◆ **Written problem**
Keep the pictures out of the copy and print all the entries below exactly.

◆ **Input records**
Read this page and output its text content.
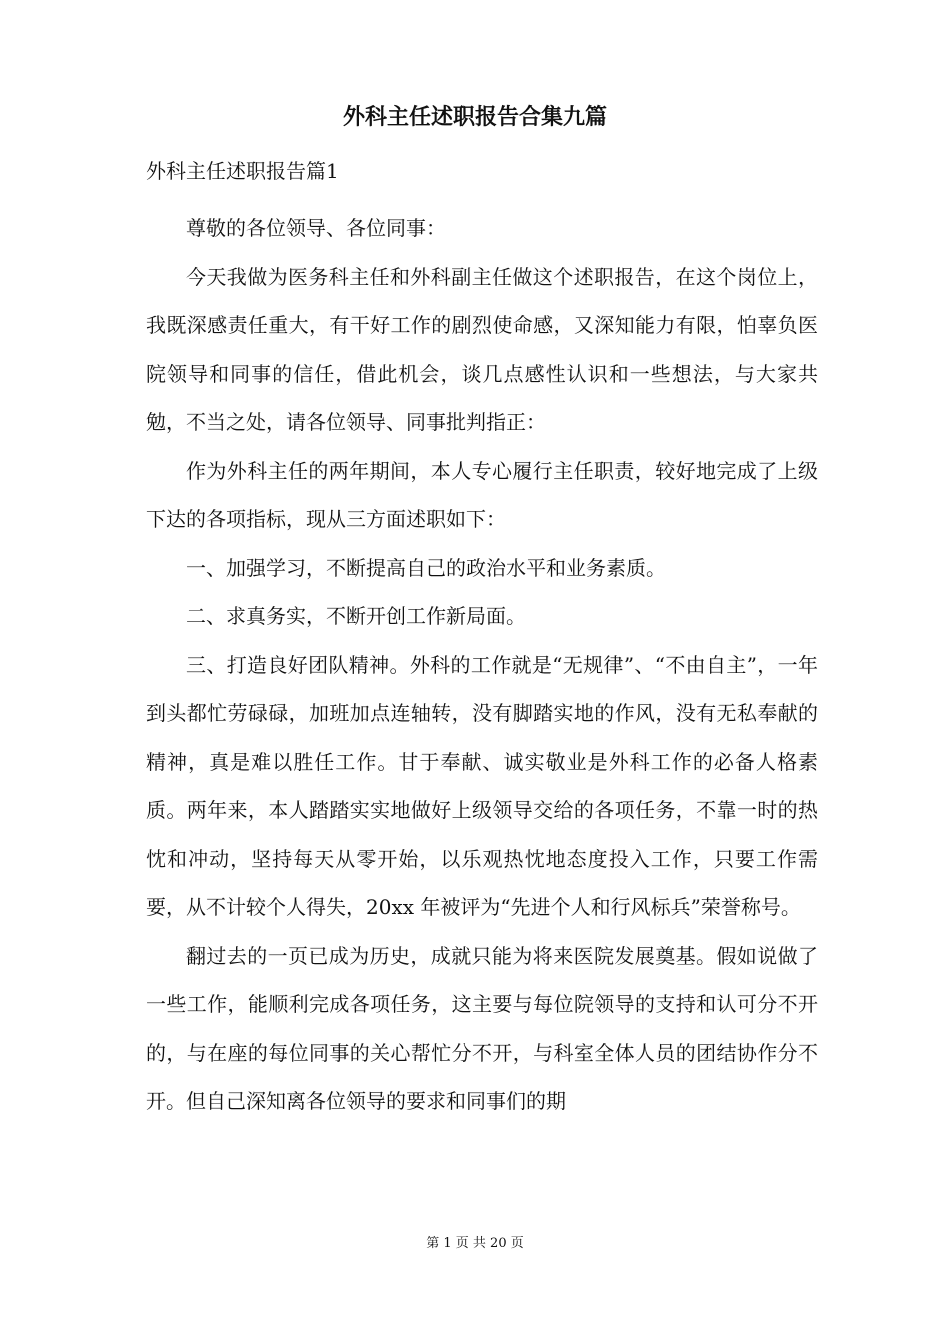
外科主任述职报告合集九篇

外科主任述职报告篇1

尊敬的各位领导、各位同事：

今天我做为医务科主任和外科副主任做这个述职报告，在这个岗位上，我既深感责任重大，有干好工作的剧烈使命感，又深知能力有限，怕辜负医院领导和同事的信任，借此机会，谈几点感性认识和一些想法，与大家共勉，不当之处，请各位领导、同事批判指正：

作为外科主任的两年期间，本人专心履行主任职责，较好地完成了上级下达的各项指标，现从三方面述职如下：

一、加强学习，不断提高自己的政治水平和业务素质。

二、求真务实，不断开创工作新局面。

三、打造良好团队精神。外科的工作就是“无规律”、“不由自主”，一年到头都忙劳碌碌，加班加点连轴转，没有脚踏实地的作风，没有无私奉献的精神，真是难以胜任工作。甘于奉献、诚实敬业是外科工作的必备人格素质。两年来，本人踏踏实实地做好上级领导交给的各项任务，不靠一时的热忱和冲动，坚持每天从零开始，以乐观热忱地态度投入工作，只要工作需要，从不计较个人得失，20xx 年被评为“先进个人和行风标兵”荣誉称号。

翻过去的一页已成为历史，成就只能为将来医院发展奠基。假如说做了一些工作，能顺利完成各项任务，这主要与每位院领导的支持和认可分不开的，与在座的每位同事的关心帮忙分不开，与科室全体人员的团结协作分不开。但自己深知离各位领导的要求和同事们的期

第 1 页 共 20 页
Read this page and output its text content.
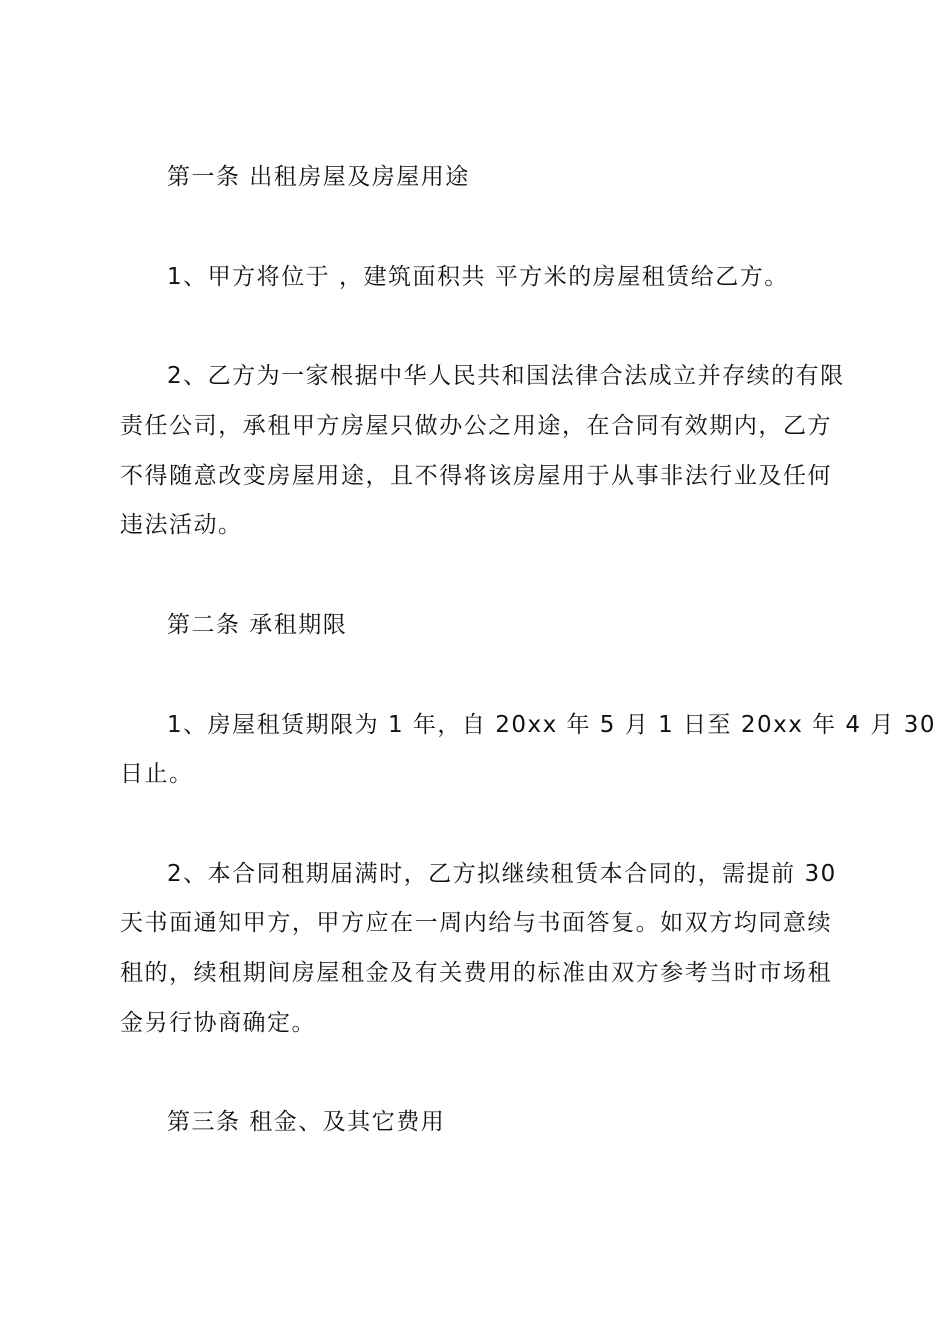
第一条 出租房屋及房屋用途
1、甲方将位于 ，建筑面积共 平方米的房屋租赁给乙方。
2、乙方为一家根据中华人民共和国法律合法成立并存续的有限
责任公司，承租甲方房屋只做办公之用途，在合同有效期内，乙方
不得随意改变房屋用途，且不得将该房屋用于从事非法行业及任何
违法活动。
第二条 承租期限
1、房屋租赁期限为 1 年，自 20xx 年 5 月 1 日至 20xx 年 4 月 30
日止。
2、本合同租期届满时，乙方拟继续租赁本合同的，需提前 30
天书面通知甲方，甲方应在一周内给与书面答复。如双方均同意续
租的，续租期间房屋租金及有关费用的标准由双方参考当时市场租
金另行协商确定。
第三条 租金、及其它费用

◆ **Task solution**
Read this page and output its text content.
外科主任述职报告合集九篇

外科主任述职报告篇1

尊敬的各位领导、各位同事：

今天我做为医务科主任和外科副主任做这个述职报告，在这个岗位上，我既深感责任重大，有干好工作的剧烈使命感，又深知能力有限，怕辜负医院领导和同事的信任，借此机会，谈几点感性认识和一些想法，与大家共勉，不当之处，请各位领导、同事批判指正：

作为外科主任的两年期间，本人专心履行主任职责，较好地完成了上级下达的各项指标，现从三方面述职如下：

一、加强学习，不断提高自己的政治水平和业务素质。

二、求真务实，不断开创工作新局面。

三、打造良好团队精神。外科的工作就是“无规律”、“不由自主”，一年到头都忙劳碌碌，加班加点连轴转，没有脚踏实地的作风，没有无私奉献的精神，真是难以胜任工作。甘于奉献、诚实敬业是外科工作的必备人格素质。两年来，本人踏踏实实地做好上级领导交给的各项任务，不靠一时的热忱和冲动，坚持每天从零开始，以乐观热忱地态度投入工作，只要工作需要，从不计较个人得失，20xx 年被评为“先进个人和行风标兵”荣誉称号。

翻过去的一页已成为历史，成就只能为将来医院发展奠基。假如说做了一些工作，能顺利完成各项任务，这主要与每位院领导的支持和认可分不开的，与在座的每位同事的关心帮忙分不开，与科室全体人员的团结协作分不开。但自己深知离各位领导的要求和同事们的期

第 1 页 共 20 页
Read this page and output its text content.
第一条 出租房屋及房屋用途
1、甲方将位于 ，建筑面积共 平方米的房屋租赁给乙方。
2、乙方为一家根据中华人民共和国法律合法成立并存续的有限
责任公司，承租甲方房屋只做办公之用途，在合同有效期内，乙方
不得随意改变房屋用途，且不得将该房屋用于从事非法行业及任何
违法活动。
第二条 承租期限
1、房屋租赁期限为 1 年，自 20xx 年 5 月 1 日至 20xx 年 4 月 30
日止。
2、本合同租期届满时，乙方拟继续租赁本合同的，需提前 30
天书面通知甲方，甲方应在一周内给与书面答复。如双方均同意续
租的，续租期间房屋租金及有关费用的标准由双方参考当时市场租
金另行协商确定。
第三条 租金、及其它费用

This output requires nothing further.